::: Data supplied :::

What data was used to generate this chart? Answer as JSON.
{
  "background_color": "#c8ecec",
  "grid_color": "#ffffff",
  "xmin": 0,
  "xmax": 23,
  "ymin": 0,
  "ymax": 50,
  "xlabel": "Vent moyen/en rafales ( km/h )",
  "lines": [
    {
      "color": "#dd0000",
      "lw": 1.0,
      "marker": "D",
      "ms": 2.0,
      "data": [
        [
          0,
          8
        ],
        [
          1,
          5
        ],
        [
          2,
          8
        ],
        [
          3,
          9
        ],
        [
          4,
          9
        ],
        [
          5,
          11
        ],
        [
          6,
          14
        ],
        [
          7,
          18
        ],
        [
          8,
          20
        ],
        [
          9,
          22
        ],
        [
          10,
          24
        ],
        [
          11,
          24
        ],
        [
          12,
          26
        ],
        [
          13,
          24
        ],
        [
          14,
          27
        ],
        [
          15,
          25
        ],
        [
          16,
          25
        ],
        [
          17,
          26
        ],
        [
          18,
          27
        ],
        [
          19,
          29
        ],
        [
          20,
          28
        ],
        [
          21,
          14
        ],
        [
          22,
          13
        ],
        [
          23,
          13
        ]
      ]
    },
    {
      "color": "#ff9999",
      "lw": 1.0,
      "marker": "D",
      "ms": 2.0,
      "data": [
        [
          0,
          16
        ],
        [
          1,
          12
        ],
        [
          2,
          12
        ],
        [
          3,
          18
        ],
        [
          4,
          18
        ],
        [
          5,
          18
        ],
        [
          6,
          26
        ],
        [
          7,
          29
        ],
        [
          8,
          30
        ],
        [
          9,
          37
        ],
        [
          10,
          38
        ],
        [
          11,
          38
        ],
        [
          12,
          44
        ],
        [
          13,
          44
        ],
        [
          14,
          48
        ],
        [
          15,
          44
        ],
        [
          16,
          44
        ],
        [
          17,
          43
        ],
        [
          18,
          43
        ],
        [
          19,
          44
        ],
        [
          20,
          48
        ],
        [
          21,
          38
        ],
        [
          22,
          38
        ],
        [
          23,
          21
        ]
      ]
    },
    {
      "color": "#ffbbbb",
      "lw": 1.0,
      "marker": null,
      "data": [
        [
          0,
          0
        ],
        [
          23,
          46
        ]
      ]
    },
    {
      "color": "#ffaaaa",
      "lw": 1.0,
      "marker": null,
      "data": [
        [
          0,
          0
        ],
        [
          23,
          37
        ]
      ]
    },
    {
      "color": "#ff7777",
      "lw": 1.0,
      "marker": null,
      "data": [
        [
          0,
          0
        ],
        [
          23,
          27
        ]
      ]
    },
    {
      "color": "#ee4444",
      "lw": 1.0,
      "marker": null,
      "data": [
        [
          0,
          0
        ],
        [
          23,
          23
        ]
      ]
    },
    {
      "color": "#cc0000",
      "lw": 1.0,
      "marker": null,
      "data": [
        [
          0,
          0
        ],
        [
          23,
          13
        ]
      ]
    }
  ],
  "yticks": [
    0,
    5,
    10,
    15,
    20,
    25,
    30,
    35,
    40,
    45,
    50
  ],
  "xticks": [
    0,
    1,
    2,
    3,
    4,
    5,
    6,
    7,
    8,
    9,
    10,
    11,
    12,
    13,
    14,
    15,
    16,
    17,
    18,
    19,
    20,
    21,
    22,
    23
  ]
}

:::

Aim of the task: Write out the full listing, keeping every line exactly as it is.

Solution to the exercise:
What data was used to generate this chart? Answer as JSON.
{
  "background_color": "#c8ecec",
  "grid_color": "#ffffff",
  "xmin": 0,
  "xmax": 23,
  "ymin": 0,
  "ymax": 50,
  "xlabel": "Vent moyen/en rafales ( km/h )",
  "lines": [
    {
      "color": "#dd0000",
      "lw": 1.0,
      "marker": "D",
      "ms": 2.0,
      "data": [
        [
          0,
          8
        ],
        [
          1,
          5
        ],
        [
          2,
          8
        ],
        [
          3,
          9
        ],
        [
          4,
          9
        ],
        [
          5,
          11
        ],
        [
          6,
          14
        ],
        [
          7,
          18
        ],
        [
          8,
          20
        ],
        [
          9,
          22
        ],
        [
          10,
          24
        ],
        [
          11,
          24
        ],
        [
          12,
          26
        ],
        [
          13,
          24
        ],
        [
          14,
          27
        ],
        [
          15,
          25
        ],
        [
          16,
          25
        ],
        [
          17,
          26
        ],
        [
          18,
          27
        ],
        [
          19,
          29
        ],
        [
          20,
          28
        ],
        [
          21,
          14
        ],
        [
          22,
          13
        ],
        [
          23,
          13
        ]
      ]
    },
    {
      "color": "#ff9999",
      "lw": 1.0,
      "marker": "D",
      "ms": 2.0,
      "data": [
        [
          0,
          16
        ],
        [
          1,
          12
        ],
        [
          2,
          12
        ],
        [
          3,
          18
        ],
        [
          4,
          18
        ],
        [
          5,
          18
        ],
        [
          6,
          26
        ],
        [
          7,
          29
        ],
        [
          8,
          30
        ],
        [
          9,
          37
        ],
        [
          10,
          38
        ],
        [
          11,
          38
        ],
        [
          12,
          44
        ],
        [
          13,
          44
        ],
        [
          14,
          48
        ],
        [
          15,
          44
        ],
        [
          16,
          44
        ],
        [
          17,
          43
        ],
        [
          18,
          43
        ],
        [
          19,
          44
        ],
        [
          20,
          48
        ],
        [
          21,
          38
        ],
        [
          22,
          38
        ],
        [
          23,
          21
        ]
      ]
    },
    {
      "color": "#ffbbbb",
      "lw": 1.0,
      "marker": null,
      "data": [
        [
          0,
          0
        ],
        [
          23,
          46
        ]
      ]
    },
    {
      "color": "#ffaaaa",
      "lw": 1.0,
      "marker": null,
      "data": [
        [
          0,
          0
        ],
        [
          23,
          37
        ]
      ]
    },
    {
      "color": "#ff7777",
      "lw": 1.0,
      "marker": null,
      "data": [
        [
          0,
          0
        ],
        [
          23,
          27
        ]
      ]
    },
    {
      "color": "#ee4444",
      "lw": 1.0,
      "marker": null,
      "data": [
        [
          0,
          0
        ],
        [
          23,
          23
        ]
      ]
    },
    {
      "color": "#cc0000",
      "lw": 1.0,
      "marker": null,
      "data": [
        [
          0,
          0
        ],
        [
          23,
          13
        ]
      ]
    }
  ],
  "yticks": [
    0,
    5,
    10,
    15,
    20,
    25,
    30,
    35,
    40,
    45,
    50
  ],
  "xticks": [
    0,
    1,
    2,
    3,
    4,
    5,
    6,
    7,
    8,
    9,
    10,
    11,
    12,
    13,
    14,
    15,
    16,
    17,
    18,
    19,
    20,
    21,
    22,
    23
  ]
}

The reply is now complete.